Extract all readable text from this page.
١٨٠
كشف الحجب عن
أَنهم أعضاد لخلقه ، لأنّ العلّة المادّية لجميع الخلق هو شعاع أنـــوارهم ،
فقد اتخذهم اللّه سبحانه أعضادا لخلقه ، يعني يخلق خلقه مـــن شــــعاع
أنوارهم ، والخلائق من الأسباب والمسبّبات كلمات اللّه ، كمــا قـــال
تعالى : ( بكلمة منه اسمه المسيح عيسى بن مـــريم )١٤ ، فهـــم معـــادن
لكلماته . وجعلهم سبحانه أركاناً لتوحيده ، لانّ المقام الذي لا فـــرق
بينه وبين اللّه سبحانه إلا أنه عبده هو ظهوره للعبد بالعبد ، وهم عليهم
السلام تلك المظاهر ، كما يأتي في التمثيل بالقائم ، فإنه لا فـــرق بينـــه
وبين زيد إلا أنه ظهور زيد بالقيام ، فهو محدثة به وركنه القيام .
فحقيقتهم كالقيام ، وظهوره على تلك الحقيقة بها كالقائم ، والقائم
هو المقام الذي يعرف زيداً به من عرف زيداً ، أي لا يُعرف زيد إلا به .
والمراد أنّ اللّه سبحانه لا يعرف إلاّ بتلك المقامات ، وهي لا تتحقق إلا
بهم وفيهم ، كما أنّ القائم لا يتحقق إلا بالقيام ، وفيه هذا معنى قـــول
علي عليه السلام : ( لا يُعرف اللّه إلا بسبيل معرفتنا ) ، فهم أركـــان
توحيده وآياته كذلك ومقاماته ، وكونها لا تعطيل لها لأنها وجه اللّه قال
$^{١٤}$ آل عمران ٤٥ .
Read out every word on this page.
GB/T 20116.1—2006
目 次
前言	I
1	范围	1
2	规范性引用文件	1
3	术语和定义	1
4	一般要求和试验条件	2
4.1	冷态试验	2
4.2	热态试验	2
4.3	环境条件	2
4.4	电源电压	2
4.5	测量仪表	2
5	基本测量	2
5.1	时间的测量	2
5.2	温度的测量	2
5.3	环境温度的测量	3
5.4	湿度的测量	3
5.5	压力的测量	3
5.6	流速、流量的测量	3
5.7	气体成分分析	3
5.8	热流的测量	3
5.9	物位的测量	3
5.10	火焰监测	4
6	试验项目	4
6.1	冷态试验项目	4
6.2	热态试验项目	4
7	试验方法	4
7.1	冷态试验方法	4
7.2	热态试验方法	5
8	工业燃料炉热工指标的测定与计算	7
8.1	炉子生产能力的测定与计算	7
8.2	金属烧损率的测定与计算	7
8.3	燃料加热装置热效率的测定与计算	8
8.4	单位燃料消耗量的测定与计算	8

- _AIM OF THE EXERCISE_
Isolate each line of the listing above that includes "سبحانه". Copy it.

- _TASK ANSWER_
فقد اتخذهم اللّه سبحانه أعضادا لخلقه ، يعني يخلق خلقه مـــن شــــعاع
لكلماته . وجعلهم سبحانه أركاناً لتوحيده ، لانّ المقام الذي لا فـــرق
بينه وبين اللّه سبحانه إلا أنه عبده هو ظهوره للعبد بالعبد ، وهم عليهم
والمراد أنّ اللّه سبحانه لا يعرف إلاّ بتلك المقامات ، وهي لا تتحقق إلا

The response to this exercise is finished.